TEXTO APRESENTADO
********

Um estudo recente da Receita Federal revelou que, em 2024, 100 cidades no Brasil foram responsáveis por 77,6% da arrecadação total de impostos, apesar de abrigarem apenas 36,4% da população. A capital paulista destacou-se, arrecadando R$ 581,2 bilhões, o que representa cerca de 23,1% do total do país. Outras cidades significativas incluem Rio de Janeiro e Brasília, evidenciando uma clara concentração de recursos fiscais.
A pesquisa mostra que a região Sudeste é responsável por 53% da arrecadação, enquanto o Sul contribui com 26%. Essa desigualdade é atribuída à concentração industrial e comercial nessas regiões, onde cidades como Barueri, Osasco e Curitiba se destacam. O presidente do Instituto Brasileiro de Planejamento e Tributação enfatizou que esse cenário ilustra a disparidade econômica existente no Brasil.
O estudo também levanta questões sobre possíveis mudanças futuras na arrecadação. A expectativa é que a Reforma Tributária, prevista para 2033, possa alterar significativamente o atual panorama, transferindo a arrecadação para o local de consumo em vez de onde os produtos são produzidos. Essa mudança pode ter um impacto profundo na distribuição dos recursos fiscais entre as diferentes regiões do país.

********

INFORMAÇÕES FORNECIDAS
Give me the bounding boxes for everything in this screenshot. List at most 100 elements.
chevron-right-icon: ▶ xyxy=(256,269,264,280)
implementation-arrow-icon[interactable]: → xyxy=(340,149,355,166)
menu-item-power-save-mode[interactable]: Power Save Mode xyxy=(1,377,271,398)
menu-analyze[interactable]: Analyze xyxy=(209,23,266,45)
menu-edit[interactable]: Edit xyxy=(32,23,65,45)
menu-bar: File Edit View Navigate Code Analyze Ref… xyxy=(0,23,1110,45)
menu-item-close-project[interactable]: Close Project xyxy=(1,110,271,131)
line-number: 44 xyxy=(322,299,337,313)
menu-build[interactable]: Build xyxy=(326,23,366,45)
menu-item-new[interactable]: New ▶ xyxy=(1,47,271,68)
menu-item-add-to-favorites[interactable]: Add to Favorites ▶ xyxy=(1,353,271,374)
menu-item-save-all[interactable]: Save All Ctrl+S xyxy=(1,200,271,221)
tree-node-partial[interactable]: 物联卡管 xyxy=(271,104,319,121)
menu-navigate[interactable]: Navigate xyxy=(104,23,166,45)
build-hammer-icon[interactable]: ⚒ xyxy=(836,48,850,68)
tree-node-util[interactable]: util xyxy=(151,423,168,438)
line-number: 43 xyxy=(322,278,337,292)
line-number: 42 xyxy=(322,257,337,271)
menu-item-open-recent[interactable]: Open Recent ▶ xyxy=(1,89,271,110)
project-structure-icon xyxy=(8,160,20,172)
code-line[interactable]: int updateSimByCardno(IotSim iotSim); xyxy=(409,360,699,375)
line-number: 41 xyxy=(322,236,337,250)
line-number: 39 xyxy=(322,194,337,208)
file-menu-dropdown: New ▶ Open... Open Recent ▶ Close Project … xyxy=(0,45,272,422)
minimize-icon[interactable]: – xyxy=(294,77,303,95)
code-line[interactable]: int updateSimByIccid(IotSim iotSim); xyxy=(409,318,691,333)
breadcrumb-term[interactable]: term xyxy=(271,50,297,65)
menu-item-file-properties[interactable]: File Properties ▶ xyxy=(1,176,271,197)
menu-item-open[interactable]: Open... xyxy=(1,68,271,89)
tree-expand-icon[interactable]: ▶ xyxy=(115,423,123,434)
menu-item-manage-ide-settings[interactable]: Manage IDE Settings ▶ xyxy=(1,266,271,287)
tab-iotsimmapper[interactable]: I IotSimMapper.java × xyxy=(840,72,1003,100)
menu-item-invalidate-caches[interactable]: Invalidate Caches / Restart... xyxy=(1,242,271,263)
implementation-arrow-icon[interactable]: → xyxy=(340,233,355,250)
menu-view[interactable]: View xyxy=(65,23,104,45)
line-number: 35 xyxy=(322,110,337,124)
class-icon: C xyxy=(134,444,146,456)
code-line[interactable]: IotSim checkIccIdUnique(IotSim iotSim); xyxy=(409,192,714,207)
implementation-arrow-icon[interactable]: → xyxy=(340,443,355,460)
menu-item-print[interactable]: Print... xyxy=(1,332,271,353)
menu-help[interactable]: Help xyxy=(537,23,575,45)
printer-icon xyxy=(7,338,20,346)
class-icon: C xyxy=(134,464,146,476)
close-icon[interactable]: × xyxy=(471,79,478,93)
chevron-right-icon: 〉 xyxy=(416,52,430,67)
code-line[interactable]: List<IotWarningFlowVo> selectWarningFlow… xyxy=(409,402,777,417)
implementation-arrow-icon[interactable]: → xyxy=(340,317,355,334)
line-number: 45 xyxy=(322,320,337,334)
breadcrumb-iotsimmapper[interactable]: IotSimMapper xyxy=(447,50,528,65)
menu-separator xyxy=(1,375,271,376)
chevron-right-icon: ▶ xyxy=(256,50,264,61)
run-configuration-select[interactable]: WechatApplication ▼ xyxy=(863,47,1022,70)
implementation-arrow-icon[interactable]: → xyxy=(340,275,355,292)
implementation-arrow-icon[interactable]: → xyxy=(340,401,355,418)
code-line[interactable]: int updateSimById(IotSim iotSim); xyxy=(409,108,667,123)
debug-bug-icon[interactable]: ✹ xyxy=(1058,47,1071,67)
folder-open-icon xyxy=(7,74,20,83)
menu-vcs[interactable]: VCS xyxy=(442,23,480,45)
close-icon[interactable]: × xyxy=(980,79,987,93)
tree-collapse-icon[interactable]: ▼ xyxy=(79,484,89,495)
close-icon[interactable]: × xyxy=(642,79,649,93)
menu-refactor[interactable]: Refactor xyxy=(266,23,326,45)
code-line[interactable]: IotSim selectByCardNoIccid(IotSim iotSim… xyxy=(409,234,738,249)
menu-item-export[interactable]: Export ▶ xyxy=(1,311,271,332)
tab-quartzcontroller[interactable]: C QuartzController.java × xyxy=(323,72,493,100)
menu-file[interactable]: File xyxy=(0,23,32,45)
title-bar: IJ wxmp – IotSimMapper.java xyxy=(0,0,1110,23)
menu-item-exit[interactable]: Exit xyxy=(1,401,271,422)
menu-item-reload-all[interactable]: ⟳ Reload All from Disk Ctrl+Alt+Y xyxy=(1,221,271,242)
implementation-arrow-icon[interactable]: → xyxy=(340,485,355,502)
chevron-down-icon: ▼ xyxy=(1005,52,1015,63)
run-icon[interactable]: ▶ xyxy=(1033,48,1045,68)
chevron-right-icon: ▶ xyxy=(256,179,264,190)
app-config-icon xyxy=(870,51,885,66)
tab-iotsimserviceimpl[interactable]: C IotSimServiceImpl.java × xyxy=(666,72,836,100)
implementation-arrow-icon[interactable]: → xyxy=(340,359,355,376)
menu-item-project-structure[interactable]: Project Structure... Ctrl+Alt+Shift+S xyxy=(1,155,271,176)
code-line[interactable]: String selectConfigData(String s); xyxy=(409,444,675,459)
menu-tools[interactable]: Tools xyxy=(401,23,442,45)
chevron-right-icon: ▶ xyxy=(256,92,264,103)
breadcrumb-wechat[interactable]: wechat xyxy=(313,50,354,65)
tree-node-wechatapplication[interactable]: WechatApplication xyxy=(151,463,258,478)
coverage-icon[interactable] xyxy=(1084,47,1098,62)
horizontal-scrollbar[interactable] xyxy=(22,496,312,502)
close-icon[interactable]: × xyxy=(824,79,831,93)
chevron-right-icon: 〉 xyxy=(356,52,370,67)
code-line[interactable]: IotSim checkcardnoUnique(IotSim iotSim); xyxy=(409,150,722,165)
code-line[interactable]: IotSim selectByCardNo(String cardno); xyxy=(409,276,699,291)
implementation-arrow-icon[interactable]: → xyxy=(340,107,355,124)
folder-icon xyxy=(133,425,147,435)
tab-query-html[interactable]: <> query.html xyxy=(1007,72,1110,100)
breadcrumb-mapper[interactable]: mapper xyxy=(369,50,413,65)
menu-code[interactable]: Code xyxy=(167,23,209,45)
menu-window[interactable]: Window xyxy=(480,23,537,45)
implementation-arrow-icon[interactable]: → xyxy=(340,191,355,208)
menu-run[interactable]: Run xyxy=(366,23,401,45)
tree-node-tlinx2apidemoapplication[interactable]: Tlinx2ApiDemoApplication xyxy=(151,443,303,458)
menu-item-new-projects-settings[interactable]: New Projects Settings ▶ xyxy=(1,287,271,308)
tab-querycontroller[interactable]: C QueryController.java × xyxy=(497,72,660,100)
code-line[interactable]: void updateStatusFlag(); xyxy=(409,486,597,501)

********

INSTRUÇÕES DAS TAREFAS
a – No texto sobre arrecadação de impostos, troque "panorama" por "cenário" e reproduza tudo o que vai de "O estudo também" até "regiões do país.".
b – Responda, com base no texto sobre arrecadação de impostos:
(i) Quanto a capital paulista arrecadou em 2024?
(ii) Qual percentual da arrecadação cabe à região Sul?
(iii) Para que ano está prevista a Reforma Tributária?

RESPOSTAS DAS TAREFAS
a –
O estudo também levanta questões sobre possíveis mudanças futuras na arrecadação. A expectativa é que a Reforma Tributária, prevista para 2033, possa alterar significativamente o atual cenário, transferindo a arrecadação para o local de consumo em vez de onde os produtos são produzidos. Essa mudança pode ter um impacto profundo na distribuição dos recursos fiscais entre as diferentes regiões do país.

b –
(i) R$ 581,2 bilhões.
(ii) 26%.
(iii) 2033.